[Raw records]
==========
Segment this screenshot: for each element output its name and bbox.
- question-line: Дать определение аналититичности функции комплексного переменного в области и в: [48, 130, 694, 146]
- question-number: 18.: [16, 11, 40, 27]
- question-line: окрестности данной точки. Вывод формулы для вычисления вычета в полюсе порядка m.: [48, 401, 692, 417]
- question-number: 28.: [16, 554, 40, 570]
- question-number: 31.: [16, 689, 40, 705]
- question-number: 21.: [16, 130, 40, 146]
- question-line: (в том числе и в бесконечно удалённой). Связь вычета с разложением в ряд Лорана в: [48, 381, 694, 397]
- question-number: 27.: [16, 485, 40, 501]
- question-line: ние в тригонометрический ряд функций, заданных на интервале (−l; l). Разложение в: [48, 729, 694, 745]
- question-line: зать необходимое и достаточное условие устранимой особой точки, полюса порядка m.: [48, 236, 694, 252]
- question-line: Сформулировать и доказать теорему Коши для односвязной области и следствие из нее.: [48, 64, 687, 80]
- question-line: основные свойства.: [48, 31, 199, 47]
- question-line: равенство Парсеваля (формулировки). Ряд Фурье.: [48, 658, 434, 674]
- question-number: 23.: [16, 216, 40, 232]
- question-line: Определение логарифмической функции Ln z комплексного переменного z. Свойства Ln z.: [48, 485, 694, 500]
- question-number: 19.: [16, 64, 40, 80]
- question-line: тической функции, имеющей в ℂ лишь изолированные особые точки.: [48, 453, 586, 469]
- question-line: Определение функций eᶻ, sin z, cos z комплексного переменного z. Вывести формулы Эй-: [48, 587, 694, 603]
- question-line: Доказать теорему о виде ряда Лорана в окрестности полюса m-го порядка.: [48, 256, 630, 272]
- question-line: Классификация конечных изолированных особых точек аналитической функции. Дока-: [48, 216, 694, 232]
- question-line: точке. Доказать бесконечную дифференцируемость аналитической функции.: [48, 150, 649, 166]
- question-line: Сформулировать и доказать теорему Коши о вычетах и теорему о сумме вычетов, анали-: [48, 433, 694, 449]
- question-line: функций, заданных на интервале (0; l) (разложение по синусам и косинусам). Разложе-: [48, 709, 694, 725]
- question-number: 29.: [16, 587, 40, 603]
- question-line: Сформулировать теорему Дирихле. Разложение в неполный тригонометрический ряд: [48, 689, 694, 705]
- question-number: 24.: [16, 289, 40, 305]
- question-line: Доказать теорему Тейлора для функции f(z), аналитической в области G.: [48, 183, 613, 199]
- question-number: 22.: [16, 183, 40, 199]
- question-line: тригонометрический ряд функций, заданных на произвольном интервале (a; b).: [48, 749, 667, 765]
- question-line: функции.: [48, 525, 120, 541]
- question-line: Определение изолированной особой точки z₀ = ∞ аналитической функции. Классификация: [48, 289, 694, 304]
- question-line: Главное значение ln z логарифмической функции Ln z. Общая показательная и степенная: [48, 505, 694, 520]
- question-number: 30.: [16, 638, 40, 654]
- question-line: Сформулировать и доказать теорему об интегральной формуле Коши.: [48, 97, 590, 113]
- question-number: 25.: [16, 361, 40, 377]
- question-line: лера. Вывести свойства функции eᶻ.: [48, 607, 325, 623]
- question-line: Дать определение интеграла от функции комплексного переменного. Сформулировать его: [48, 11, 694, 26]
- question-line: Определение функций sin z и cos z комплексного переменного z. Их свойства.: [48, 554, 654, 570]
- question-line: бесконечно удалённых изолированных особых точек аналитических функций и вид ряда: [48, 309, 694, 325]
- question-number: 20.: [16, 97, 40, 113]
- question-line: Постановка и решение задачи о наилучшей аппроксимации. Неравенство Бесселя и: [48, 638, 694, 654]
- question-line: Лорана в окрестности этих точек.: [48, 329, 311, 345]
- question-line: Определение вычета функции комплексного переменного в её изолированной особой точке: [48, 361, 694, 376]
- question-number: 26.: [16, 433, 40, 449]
==========
Copy the records from the first line through the line containing "- question-number: 31.: [16, 689, 40, 705]", keeping both of those lines.

Segment this screenshot: for each element output its name and bbox.
- question-line: Дать определение аналититичности функции комплексного переменного в области и в: [48, 130, 694, 146]
- question-number: 18.: [16, 11, 40, 27]
- question-line: окрестности данной точки. Вывод формулы для вычисления вычета в полюсе порядка m.: [48, 401, 692, 417]
- question-number: 28.: [16, 554, 40, 570]
- question-number: 31.: [16, 689, 40, 705]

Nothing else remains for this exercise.